# [Task description]
Return every line of the data below that includes the string "making".
** BEGIN Recorded data **
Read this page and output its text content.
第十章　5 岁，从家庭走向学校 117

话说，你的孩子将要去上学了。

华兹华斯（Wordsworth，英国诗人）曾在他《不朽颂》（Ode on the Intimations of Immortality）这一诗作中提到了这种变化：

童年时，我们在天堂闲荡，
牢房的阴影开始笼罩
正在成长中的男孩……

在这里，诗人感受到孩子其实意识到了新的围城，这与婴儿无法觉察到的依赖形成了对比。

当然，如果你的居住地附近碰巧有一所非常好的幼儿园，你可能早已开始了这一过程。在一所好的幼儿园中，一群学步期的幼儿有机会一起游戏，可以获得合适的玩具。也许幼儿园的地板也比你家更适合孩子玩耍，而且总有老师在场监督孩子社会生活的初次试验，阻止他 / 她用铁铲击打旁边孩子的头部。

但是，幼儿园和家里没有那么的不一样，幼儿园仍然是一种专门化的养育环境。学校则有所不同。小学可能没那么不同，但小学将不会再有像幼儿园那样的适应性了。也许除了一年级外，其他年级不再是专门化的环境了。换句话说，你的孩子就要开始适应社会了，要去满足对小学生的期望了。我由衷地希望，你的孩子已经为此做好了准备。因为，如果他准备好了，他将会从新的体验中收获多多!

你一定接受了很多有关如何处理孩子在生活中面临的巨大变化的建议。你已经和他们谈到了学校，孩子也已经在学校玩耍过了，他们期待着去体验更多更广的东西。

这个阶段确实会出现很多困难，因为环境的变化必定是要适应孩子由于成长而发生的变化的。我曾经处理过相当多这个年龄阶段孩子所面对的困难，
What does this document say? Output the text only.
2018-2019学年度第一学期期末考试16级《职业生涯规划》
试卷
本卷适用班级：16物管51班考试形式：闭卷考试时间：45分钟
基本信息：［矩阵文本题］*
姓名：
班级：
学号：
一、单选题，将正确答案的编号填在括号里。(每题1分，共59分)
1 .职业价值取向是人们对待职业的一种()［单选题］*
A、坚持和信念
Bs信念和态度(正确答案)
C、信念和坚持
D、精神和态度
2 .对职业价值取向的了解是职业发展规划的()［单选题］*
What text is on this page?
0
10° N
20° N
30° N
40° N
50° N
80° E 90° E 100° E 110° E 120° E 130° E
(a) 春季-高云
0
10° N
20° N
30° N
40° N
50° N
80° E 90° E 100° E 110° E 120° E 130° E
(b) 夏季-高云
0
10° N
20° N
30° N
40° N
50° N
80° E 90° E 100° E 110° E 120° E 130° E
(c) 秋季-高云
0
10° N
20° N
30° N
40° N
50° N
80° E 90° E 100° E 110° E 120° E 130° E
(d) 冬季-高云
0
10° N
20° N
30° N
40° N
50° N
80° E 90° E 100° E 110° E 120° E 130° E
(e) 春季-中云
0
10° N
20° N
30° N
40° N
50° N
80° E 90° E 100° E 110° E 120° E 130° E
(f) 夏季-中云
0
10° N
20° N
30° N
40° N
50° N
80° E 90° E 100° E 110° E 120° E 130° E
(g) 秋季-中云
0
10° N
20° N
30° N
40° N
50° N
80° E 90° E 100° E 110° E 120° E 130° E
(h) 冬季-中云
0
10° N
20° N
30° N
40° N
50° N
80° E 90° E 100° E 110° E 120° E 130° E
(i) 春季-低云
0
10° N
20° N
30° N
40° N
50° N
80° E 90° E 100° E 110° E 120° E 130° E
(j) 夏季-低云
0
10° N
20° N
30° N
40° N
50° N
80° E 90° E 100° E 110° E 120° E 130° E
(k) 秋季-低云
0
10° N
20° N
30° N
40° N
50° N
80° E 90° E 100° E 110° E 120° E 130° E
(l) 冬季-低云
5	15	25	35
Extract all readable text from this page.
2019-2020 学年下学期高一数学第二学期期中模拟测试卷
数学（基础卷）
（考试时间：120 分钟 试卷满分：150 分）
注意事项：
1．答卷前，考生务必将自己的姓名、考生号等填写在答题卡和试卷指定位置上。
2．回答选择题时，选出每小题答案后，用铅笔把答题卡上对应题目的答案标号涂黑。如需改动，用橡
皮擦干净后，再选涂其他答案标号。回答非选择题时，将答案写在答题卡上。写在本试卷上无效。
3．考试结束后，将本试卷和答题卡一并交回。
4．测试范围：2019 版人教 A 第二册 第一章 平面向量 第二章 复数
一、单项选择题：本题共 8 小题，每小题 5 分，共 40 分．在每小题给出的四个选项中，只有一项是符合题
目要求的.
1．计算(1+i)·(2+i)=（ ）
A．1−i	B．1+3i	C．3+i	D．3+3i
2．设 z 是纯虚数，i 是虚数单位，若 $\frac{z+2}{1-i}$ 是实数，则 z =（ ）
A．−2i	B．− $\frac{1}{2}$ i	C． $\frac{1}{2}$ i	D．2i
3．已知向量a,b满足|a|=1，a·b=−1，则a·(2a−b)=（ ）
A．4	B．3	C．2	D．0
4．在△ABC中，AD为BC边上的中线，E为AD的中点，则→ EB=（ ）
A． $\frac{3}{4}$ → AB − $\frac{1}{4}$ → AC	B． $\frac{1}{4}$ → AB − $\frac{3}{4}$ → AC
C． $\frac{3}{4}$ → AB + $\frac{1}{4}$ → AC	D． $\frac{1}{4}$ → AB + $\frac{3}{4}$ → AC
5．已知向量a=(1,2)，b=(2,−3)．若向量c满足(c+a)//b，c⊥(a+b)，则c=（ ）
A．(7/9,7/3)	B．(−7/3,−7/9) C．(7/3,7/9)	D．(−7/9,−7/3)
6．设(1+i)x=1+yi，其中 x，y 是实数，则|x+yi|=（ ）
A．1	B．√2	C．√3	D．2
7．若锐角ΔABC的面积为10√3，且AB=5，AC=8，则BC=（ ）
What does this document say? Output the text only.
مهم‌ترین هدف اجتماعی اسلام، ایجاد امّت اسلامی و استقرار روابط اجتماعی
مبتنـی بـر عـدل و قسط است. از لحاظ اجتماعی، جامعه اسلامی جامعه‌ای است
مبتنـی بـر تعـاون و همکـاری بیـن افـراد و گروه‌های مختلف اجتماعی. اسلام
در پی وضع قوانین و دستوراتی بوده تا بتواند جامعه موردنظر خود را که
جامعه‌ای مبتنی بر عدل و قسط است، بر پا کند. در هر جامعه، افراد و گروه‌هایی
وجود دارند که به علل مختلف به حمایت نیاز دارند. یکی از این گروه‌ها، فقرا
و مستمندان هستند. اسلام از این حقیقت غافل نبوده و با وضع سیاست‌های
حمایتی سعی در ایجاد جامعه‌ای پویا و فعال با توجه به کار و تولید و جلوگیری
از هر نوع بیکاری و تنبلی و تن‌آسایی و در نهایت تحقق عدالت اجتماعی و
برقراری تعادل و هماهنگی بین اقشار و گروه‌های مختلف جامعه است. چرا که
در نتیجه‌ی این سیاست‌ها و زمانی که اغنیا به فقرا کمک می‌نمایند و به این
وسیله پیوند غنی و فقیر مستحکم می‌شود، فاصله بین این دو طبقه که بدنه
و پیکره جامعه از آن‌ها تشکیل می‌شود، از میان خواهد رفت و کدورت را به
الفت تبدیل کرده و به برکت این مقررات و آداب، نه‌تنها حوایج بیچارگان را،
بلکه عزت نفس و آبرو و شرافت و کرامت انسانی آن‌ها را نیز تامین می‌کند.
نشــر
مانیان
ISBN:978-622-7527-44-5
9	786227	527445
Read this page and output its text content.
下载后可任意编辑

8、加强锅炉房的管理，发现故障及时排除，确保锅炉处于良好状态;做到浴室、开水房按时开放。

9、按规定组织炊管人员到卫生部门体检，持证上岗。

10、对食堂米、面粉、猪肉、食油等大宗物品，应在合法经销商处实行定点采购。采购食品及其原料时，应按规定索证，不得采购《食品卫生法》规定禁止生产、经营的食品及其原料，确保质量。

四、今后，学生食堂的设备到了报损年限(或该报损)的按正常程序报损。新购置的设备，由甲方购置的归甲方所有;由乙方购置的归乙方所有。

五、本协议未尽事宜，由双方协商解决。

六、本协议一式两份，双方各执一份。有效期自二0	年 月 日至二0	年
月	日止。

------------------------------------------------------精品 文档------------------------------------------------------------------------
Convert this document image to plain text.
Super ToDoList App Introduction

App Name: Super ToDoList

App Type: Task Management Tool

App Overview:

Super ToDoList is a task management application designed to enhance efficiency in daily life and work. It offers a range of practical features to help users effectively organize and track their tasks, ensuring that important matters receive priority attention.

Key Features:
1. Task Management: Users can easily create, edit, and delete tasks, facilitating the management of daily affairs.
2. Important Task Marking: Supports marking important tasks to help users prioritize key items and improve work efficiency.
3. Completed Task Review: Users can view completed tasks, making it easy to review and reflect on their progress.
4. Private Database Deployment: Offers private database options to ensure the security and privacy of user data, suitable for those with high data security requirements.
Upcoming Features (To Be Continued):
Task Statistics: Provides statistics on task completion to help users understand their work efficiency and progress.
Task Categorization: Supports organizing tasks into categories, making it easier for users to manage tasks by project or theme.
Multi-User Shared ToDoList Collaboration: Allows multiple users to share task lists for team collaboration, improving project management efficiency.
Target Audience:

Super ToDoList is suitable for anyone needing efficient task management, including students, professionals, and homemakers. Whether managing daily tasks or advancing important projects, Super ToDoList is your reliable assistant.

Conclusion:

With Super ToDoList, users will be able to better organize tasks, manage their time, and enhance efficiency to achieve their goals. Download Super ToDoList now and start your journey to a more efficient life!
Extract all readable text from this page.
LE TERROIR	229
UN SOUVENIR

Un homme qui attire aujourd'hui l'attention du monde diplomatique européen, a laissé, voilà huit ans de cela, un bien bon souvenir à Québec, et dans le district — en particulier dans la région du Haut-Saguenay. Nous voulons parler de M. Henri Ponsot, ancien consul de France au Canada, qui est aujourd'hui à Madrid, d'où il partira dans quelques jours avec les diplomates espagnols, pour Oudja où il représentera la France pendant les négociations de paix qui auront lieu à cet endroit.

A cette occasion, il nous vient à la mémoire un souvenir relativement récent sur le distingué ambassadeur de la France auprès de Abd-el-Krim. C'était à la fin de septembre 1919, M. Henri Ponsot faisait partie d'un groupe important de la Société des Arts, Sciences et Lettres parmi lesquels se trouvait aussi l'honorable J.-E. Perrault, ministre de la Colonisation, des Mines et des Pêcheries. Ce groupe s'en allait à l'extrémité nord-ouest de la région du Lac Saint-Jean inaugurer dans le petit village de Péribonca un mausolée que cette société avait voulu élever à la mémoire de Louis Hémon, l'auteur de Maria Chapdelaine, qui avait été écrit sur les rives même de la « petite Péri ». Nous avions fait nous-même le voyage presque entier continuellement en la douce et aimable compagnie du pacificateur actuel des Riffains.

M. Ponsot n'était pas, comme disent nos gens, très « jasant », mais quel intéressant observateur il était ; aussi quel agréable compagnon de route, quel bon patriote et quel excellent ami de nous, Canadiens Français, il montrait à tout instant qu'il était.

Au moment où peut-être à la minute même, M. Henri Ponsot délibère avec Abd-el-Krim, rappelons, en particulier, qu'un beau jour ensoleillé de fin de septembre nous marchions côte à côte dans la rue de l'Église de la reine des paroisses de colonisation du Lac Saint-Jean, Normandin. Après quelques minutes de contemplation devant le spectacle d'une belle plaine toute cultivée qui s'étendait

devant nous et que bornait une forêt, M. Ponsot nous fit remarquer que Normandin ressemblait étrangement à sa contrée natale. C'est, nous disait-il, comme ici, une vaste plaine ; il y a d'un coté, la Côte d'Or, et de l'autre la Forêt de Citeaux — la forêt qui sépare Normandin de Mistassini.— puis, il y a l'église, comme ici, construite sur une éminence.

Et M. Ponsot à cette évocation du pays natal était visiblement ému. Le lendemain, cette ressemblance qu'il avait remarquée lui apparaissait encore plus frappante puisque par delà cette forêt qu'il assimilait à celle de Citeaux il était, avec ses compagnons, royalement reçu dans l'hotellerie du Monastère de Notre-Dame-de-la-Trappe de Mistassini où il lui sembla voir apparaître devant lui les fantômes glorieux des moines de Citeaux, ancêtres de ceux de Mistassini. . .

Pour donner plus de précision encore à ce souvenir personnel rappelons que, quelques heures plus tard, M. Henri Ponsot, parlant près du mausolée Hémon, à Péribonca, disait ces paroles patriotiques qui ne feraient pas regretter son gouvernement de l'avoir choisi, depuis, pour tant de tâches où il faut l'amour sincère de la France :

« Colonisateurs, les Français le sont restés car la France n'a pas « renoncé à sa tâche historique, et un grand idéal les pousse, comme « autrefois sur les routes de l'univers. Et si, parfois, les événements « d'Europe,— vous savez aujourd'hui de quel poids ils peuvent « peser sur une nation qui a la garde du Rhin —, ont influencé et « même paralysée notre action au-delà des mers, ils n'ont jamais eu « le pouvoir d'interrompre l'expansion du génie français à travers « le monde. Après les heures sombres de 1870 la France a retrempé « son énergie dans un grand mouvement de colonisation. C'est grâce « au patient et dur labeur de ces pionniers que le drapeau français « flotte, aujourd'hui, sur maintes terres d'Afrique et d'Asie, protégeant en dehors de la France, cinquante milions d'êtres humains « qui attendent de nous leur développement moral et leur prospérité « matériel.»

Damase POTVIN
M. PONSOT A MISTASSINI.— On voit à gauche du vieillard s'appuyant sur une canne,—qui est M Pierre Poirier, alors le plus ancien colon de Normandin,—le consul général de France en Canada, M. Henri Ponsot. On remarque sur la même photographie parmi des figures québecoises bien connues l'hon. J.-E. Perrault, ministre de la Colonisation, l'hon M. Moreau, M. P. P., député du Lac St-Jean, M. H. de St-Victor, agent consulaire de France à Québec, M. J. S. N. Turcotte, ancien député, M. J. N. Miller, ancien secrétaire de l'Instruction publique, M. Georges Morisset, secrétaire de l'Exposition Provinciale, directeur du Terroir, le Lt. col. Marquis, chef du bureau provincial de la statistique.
** END Recorded data **
# [Task result]
3. Completed Task Review: Users can view completed tasks, making it easy to review and reflect on their progress.
Task Categorization: Supports organizing tasks into categories, making it easier for users to manage tasks by project or theme.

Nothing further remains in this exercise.